■ WORK TO DO: Give back the whole listing exactly as shown.

>> START INFORMATION SHOWN

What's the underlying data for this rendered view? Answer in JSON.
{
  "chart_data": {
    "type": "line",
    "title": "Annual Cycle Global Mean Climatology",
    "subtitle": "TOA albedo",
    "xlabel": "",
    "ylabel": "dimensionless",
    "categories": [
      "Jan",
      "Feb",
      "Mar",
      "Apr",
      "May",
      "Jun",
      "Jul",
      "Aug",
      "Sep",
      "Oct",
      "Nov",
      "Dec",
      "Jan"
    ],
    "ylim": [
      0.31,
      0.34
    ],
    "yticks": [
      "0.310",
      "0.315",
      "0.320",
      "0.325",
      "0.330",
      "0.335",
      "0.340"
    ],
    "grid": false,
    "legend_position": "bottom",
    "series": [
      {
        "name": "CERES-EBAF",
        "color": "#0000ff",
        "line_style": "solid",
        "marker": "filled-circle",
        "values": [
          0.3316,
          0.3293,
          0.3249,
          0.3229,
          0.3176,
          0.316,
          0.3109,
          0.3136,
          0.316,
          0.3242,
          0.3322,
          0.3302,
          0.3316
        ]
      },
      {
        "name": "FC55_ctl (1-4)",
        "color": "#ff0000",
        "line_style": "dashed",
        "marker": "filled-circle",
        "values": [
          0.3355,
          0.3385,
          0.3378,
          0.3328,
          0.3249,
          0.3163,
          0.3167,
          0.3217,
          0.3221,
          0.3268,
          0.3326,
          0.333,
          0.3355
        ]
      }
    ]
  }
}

>> END INFORMATION SHOWN

■ FINISHED ANSWER:
What's the underlying data for this rendered view? Answer in JSON.
{
  "chart_data": {
    "type": "line",
    "title": "Annual Cycle Global Mean Climatology",
    "subtitle": "TOA albedo",
    "xlabel": "",
    "ylabel": "dimensionless",
    "categories": [
      "Jan",
      "Feb",
      "Mar",
      "Apr",
      "May",
      "Jun",
      "Jul",
      "Aug",
      "Sep",
      "Oct",
      "Nov",
      "Dec",
      "Jan"
    ],
    "ylim": [
      0.31,
      0.34
    ],
    "yticks": [
      "0.310",
      "0.315",
      "0.320",
      "0.325",
      "0.330",
      "0.335",
      "0.340"
    ],
    "grid": false,
    "legend_position": "bottom",
    "series": [
      {
        "name": "CERES-EBAF",
        "color": "#0000ff",
        "line_style": "solid",
        "marker": "filled-circle",
        "values": [
          0.3316,
          0.3293,
          0.3249,
          0.3229,
          0.3176,
          0.316,
          0.3109,
          0.3136,
          0.316,
          0.3242,
          0.3322,
          0.3302,
          0.3316
        ]
      },
      {
        "name": "FC55_ctl (1-4)",
        "color": "#ff0000",
        "line_style": "dashed",
        "marker": "filled-circle",
        "values": [
          0.3355,
          0.3385,
          0.3378,
          0.3328,
          0.3249,
          0.3163,
          0.3167,
          0.3217,
          0.3221,
          0.3268,
          0.3326,
          0.333,
          0.3355
        ]
      }
    ]
  }
}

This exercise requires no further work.